→ TRECHO DO TEXTO
O uso do transporte coletivo, que poderia reduzir a demanda por estacionamentos, acaba não desempenhando essa função. Devido ao valor de sua tarifa e ao tempo de espera, o sistema de transporte coletivo não é interessante.  Já os que trabalham no centro e moram em regiões mais afastadas, acabam muitas vezes optando pelo transporte individual, tanto pela falta de conforto quanto pela insegurança nos ônibus nos horários de pico. O transporte coletivo pode contribuir para a redução da poluição e do congestionamento. Todavia, enfrenta um grande desafio em relação ao transporte individual, pois o automóvel oferece conforto e uma maior liberdade de trajetos. Além disso, o automóvel pode representar o principal elemento da imagem pessoal de uma pessoa, o símbolo de seu sucesso profissional e de seu estilo de vida (19).

3.2. A relação entre a legislação municipal de uso do solo e os estacionamentos

 A legislação municipal que dispõe sobre o zoneamento, uso e ocupação do solo, diz no Art. 2º “dar a cada região o melhor aproveitamento em função do sistema viário, da topografia e da infraestrutura existente”.  O centro de Curitiba possui um zoneamento que permite um alto potencial construtivo (5 vezes a  área do lote), todavia, apresenta uma significativa porção do seu solo subutilizado, especialmente no que diz respeito aos terrenos usados como estacionamento, muitos dos quais sem construção alguma.

Estacionamento na cidade de Curitiba
Foto Carlos J. Bechel Sipinski [Dissertação de mestrado do autor (ver nota 21)]


A infraestrutura como ruas pavimentadas, energia elétrica, rede de água e transporte público, é capital de propriedade social, mas o solo é de propriedade privada (20). A utilização da propriedade é livre (art. 5º, da Constituição Federal), entretanto deve atender a sua função social, que a Constituição de 1988 já havia consagrado (9).

No levantamento feito como parte da pesquisa, que considerou toda a área do Bairro Centro; incluído dentro deste o Anel Central de Tráfego Lento, foram identificados os terrenos utilizados para estacionamento de veículos (21). Os dados deste levantamento apontam que dentro do Anel Central de Tráfego Lento 8,59% dos terrenos são utilizados como estacionamentos e fora do anel central este valor é ainda mais significativo, atingindo 14% dos terrenos.

Estacionamentos em Curitiba
Mapa Carlos J. Bechel Sipinski [Dissertação de mestrado do autor (ver nota 21)]


Os estacionamentos na área estudada não utilizam nem 20% do potencial construtivo do lote, pode-se até mesmo dizer que muitos deles são praticamente áreas vazias. “Enquanto terrenos não edificados são usados como estacionamentos em uma área com toda uma infraestrutura existente, lotes para novas construções ficam cada vez mais escassos na cidade e as áreas de mananciais limítrofes a Curitiba são ocupadas por invasões e assistem a degradação de seu ambiente” (22). Portanto, a subutilização de áreas de alto potencial construtivo, plenamente atendidas pela infraestrutura urbana disponível, não se constitui apenas num fenômeno de resposta ao crescimento da frota e da carência por vagas de estacionamento, ela contribui, mesmo que indiretamente, para outros males da urbanização contemporânea.

→ INFORMAÇÕES EXIBIDAS
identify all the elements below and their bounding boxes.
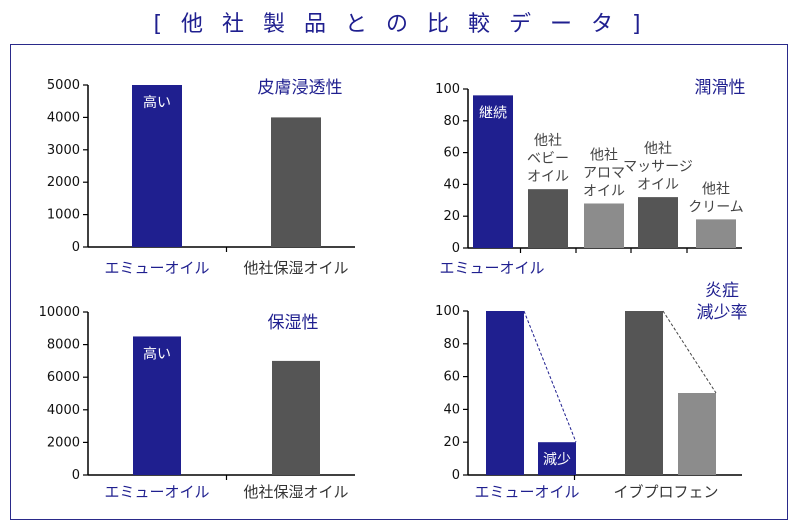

→ O QUE SE PEDE
Liste todos os exemplos de infraestrutura que o trecho sobre estacionamentos em Curitiba apresenta como capital de propriedade social.

→ RESULTADO
- ruas pavimentadas
- energia elétrica
- rede de água
- transporte público